** begin INPUT FOR THIS TASK **

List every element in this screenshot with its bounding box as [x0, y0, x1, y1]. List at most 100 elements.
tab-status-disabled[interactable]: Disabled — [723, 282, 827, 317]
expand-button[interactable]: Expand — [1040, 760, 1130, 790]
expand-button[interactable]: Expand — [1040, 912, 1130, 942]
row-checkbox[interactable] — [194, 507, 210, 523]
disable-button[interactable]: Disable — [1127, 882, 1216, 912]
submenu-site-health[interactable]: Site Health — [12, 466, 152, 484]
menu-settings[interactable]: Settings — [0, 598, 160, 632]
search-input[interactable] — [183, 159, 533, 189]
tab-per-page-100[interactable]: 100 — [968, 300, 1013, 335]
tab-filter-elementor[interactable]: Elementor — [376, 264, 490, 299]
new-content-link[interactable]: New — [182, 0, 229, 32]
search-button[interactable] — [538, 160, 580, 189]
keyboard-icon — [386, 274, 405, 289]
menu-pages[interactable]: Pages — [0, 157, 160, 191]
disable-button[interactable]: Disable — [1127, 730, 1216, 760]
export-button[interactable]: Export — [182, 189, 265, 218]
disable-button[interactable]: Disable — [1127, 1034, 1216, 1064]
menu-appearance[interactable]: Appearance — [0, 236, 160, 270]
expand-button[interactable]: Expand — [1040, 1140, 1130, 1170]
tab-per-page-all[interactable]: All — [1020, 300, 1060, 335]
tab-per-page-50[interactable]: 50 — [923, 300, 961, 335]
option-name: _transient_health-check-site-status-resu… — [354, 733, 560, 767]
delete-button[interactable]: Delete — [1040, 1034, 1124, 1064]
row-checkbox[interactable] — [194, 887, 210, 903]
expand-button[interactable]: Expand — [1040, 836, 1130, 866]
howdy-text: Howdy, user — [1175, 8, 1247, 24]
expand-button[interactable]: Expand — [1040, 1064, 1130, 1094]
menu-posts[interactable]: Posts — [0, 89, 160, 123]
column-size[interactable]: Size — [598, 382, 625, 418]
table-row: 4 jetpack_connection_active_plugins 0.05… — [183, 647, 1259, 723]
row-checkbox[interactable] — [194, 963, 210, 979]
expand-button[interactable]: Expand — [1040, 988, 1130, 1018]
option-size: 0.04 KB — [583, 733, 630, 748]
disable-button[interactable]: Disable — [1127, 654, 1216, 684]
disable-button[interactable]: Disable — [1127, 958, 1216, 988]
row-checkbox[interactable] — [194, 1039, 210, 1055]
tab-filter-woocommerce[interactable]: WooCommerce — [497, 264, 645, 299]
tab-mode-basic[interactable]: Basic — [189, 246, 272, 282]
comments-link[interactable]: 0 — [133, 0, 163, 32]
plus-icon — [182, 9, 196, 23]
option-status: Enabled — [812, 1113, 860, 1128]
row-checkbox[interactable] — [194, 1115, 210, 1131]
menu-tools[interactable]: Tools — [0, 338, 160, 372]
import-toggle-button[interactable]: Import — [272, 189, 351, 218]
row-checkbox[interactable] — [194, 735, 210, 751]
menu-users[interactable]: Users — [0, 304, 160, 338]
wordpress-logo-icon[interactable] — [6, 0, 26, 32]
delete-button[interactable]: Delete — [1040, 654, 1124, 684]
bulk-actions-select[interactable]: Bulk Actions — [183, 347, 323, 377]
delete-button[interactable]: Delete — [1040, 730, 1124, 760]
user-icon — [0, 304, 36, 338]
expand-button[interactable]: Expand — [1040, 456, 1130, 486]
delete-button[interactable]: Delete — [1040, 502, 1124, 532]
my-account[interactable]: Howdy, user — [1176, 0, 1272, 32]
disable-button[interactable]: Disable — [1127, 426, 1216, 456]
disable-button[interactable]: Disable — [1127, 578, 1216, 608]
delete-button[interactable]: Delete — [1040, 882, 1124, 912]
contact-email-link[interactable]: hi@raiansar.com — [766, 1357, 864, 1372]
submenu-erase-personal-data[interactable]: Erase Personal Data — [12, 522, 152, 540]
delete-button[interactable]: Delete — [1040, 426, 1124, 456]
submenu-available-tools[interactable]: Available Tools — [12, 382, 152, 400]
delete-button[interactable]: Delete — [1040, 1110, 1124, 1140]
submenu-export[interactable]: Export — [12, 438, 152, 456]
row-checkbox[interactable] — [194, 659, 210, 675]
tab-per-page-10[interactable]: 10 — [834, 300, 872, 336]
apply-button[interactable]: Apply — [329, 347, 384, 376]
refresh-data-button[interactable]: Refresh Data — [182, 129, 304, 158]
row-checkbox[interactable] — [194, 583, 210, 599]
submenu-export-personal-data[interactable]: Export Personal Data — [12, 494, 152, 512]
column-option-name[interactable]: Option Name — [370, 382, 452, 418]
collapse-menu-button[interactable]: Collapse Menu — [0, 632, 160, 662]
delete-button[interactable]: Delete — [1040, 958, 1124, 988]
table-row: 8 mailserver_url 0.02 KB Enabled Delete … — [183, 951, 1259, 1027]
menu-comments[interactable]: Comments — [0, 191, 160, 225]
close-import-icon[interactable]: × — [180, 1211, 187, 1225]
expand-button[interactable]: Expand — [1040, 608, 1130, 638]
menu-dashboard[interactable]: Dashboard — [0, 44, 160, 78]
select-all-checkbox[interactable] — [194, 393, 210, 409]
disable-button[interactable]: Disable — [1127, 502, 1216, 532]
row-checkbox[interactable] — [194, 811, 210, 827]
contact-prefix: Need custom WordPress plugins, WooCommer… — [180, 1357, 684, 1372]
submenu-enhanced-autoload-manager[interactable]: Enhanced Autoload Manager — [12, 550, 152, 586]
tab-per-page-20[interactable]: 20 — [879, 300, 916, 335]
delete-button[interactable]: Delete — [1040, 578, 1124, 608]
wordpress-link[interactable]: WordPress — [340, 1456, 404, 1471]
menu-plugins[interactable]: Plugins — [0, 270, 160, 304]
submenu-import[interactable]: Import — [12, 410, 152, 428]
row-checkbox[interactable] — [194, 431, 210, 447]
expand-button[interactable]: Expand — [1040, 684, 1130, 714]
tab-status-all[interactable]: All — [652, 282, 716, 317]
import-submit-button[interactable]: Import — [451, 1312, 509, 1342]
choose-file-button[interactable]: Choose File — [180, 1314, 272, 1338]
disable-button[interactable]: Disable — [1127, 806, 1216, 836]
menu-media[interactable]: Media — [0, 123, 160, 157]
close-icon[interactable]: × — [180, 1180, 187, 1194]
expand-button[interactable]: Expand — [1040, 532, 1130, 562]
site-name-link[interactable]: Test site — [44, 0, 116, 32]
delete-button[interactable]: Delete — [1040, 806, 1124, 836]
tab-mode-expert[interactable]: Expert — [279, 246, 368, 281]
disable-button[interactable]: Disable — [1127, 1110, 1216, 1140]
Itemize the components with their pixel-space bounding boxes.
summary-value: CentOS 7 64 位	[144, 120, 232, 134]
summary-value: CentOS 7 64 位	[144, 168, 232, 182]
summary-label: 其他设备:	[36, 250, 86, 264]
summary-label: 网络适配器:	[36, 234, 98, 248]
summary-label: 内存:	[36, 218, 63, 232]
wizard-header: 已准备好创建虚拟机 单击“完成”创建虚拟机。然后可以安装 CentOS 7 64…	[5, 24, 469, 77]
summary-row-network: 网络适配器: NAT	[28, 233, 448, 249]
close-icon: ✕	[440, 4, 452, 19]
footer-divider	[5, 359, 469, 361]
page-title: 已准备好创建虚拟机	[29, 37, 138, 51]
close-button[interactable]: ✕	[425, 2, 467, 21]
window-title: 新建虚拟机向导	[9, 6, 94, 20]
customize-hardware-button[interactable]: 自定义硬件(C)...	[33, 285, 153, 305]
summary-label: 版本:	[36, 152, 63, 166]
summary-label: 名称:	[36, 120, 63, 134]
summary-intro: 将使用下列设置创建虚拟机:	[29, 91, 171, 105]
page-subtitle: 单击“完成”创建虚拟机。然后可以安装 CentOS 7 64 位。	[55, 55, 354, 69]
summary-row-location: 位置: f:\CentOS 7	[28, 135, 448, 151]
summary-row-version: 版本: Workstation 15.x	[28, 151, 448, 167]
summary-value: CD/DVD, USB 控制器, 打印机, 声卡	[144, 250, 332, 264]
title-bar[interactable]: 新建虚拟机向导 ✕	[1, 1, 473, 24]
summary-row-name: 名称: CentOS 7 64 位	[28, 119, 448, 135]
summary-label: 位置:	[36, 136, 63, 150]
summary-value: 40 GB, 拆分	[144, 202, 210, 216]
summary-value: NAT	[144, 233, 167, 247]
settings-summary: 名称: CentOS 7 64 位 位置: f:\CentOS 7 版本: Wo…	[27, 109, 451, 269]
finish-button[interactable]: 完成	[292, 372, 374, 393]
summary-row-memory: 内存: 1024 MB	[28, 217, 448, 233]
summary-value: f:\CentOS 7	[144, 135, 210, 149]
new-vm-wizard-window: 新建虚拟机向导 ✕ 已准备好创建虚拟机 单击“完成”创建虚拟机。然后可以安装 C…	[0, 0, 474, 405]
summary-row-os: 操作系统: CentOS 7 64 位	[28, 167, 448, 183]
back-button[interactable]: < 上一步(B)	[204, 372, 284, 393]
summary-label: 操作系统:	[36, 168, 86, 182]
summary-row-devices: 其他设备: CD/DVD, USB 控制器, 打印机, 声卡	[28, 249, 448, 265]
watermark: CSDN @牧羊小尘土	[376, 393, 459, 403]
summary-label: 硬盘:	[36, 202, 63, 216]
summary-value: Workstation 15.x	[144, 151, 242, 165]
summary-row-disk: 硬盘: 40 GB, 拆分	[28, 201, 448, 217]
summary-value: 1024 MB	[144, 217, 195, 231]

** end INPUT FOR THIS TASK **

REQUIREMENT: Rewrite the data from its first line through the line containing "expand-button[interactable]: Expand — [1040, 912, 1130, 942]", replacing "bounding box" with "bounding rectangle" and leaving everything else unchanged.

ANSWER TO THE EXERCISE:
List every element in this screenshot with its bounding rectangle as [x0, y0, x1, y1]. List at most 100 elements.
tab-status-disabled[interactable]: Disabled — [723, 282, 827, 317]
expand-button[interactable]: Expand — [1040, 760, 1130, 790]
expand-button[interactable]: Expand — [1040, 912, 1130, 942]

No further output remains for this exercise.